**Problem**.
Using the records provided below, locate and copy each line that contains the word "text".

**Extracted material**.

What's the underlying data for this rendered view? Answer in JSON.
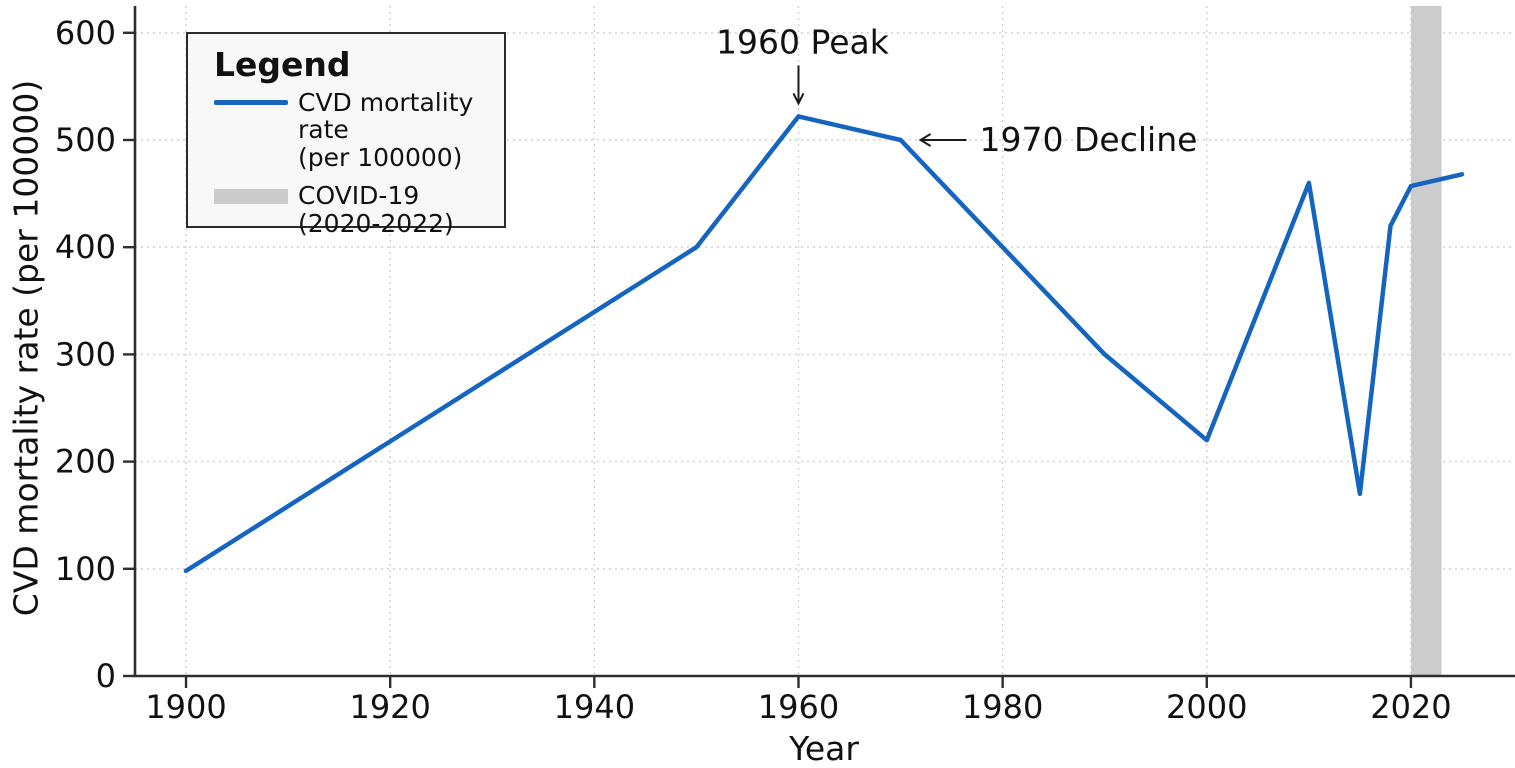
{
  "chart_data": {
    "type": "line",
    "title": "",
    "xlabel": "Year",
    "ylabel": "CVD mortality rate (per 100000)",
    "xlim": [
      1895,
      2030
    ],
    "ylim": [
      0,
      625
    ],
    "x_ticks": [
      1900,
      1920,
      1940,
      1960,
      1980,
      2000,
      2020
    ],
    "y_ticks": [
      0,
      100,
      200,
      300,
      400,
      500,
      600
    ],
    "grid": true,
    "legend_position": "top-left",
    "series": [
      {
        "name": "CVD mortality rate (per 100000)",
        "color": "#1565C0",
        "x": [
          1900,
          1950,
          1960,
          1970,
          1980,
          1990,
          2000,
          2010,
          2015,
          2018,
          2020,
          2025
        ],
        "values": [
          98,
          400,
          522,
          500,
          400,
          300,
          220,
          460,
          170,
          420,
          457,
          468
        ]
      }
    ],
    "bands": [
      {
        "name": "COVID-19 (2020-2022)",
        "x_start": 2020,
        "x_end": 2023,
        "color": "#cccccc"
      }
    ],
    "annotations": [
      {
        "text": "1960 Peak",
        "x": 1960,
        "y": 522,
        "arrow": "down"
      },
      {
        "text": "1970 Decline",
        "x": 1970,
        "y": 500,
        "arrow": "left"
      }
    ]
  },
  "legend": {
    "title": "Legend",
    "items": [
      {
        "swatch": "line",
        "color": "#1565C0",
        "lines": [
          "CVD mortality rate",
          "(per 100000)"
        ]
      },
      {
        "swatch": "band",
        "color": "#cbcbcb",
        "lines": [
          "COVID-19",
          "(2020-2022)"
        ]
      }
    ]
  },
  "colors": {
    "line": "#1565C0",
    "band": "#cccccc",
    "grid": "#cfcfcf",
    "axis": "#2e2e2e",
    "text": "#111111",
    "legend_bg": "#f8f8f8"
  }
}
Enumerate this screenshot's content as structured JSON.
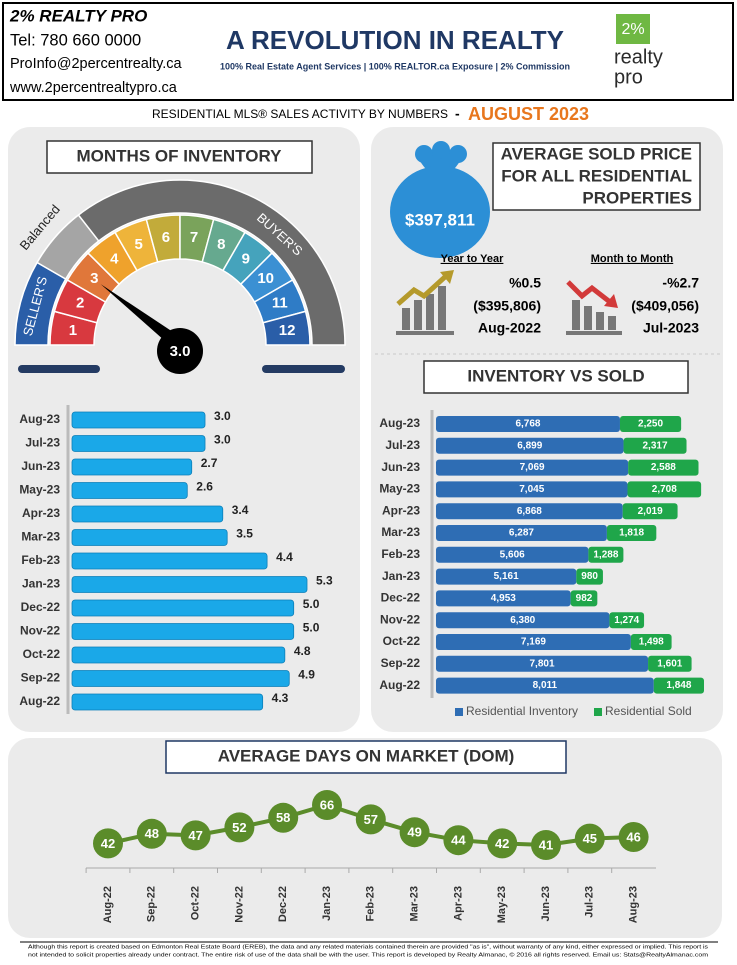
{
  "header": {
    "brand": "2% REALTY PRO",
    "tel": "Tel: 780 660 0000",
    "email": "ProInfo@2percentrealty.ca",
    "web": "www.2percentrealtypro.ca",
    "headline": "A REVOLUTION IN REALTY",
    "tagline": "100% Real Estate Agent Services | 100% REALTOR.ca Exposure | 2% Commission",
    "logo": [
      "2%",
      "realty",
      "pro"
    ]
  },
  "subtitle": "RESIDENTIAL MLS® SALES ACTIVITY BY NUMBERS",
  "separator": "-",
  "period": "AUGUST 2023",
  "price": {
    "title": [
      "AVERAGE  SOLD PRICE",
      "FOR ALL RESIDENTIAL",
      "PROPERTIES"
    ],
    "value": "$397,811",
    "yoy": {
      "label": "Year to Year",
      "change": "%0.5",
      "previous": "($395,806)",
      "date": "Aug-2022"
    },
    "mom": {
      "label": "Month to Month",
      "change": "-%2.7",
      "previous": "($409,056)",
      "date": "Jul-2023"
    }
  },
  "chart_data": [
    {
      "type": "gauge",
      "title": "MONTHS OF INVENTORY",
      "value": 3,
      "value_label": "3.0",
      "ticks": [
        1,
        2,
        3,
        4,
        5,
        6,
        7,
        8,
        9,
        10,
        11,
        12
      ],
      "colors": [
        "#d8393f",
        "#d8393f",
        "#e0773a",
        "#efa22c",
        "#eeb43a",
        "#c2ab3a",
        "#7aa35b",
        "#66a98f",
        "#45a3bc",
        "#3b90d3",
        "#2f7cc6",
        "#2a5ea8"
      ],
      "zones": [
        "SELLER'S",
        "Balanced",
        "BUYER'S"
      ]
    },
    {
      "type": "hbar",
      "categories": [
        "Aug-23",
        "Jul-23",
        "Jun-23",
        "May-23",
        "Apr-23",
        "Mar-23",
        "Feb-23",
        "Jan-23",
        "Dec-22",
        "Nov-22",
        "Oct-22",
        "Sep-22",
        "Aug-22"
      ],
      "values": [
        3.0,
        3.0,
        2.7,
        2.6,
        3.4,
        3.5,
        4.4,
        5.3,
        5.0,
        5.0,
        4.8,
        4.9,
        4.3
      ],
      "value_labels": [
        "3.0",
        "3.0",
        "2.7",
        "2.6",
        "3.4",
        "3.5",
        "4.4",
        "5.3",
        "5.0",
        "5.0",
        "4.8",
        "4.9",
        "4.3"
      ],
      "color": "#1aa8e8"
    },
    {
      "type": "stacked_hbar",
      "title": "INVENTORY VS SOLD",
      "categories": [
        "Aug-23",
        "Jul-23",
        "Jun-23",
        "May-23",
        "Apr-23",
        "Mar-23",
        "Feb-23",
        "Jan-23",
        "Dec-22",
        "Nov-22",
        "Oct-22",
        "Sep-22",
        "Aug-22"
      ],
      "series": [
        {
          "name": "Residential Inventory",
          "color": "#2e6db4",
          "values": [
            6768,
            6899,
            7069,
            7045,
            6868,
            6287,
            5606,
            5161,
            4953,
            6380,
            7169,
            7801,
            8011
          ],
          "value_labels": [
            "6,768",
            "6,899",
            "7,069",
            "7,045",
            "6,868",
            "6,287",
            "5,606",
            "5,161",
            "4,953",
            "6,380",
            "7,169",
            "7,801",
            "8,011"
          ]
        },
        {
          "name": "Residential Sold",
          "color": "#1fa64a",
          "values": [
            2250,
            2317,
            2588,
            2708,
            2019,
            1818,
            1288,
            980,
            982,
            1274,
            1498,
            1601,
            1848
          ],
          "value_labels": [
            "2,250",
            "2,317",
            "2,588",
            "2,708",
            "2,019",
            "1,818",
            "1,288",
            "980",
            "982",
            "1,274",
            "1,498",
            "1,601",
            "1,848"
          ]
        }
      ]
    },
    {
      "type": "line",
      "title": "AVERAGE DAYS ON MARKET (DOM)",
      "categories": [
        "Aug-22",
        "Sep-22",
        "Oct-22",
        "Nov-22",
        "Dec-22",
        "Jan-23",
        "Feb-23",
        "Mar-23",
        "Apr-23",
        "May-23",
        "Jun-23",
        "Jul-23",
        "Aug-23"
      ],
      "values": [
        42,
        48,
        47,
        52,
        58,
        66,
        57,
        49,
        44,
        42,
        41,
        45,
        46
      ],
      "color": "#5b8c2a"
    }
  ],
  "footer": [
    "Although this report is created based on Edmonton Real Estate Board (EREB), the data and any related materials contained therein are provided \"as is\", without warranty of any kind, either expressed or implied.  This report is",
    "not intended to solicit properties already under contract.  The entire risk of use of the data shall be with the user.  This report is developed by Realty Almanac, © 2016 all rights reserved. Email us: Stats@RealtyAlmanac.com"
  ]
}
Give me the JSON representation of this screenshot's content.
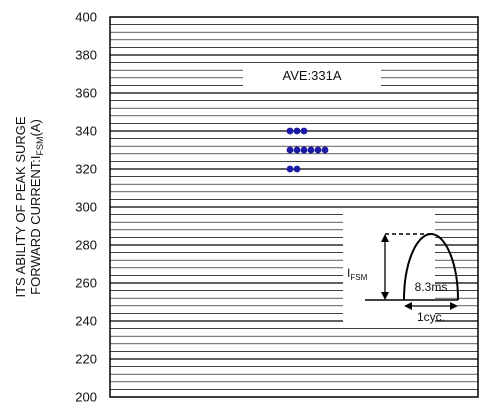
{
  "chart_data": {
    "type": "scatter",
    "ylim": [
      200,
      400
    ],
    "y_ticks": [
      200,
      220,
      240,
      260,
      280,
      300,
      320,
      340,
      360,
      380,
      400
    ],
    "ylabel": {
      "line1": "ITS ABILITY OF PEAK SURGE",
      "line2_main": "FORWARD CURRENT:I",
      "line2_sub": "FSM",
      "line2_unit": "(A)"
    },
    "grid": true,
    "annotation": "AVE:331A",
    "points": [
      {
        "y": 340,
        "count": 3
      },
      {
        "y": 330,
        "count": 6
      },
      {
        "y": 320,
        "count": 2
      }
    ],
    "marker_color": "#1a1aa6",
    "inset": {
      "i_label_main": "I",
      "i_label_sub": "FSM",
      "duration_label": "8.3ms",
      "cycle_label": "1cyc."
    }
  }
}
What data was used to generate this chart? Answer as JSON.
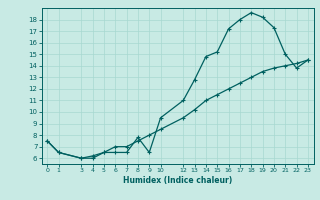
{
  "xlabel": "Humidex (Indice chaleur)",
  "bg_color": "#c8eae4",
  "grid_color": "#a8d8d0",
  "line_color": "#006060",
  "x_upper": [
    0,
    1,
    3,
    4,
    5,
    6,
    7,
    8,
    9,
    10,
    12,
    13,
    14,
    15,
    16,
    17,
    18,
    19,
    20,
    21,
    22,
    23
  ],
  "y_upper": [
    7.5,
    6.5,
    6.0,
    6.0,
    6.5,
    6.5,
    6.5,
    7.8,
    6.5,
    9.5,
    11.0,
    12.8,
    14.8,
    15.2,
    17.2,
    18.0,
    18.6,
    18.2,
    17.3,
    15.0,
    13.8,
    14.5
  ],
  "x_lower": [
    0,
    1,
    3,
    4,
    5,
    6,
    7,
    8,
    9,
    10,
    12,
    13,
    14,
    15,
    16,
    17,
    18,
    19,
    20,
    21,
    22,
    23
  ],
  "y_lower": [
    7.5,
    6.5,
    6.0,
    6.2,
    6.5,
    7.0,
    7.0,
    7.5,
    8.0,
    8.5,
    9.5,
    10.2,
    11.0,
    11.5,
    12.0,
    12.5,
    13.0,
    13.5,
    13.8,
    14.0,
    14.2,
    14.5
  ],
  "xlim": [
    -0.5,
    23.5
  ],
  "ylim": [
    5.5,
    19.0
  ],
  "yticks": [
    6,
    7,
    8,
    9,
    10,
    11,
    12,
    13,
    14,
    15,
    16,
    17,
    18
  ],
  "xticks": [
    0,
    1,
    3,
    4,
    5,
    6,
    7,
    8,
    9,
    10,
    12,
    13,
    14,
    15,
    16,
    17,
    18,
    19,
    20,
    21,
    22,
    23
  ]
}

**Answer below**.
        "text": "1960 Peak",
        "text": "1970 Decline",
    "text": "#111111",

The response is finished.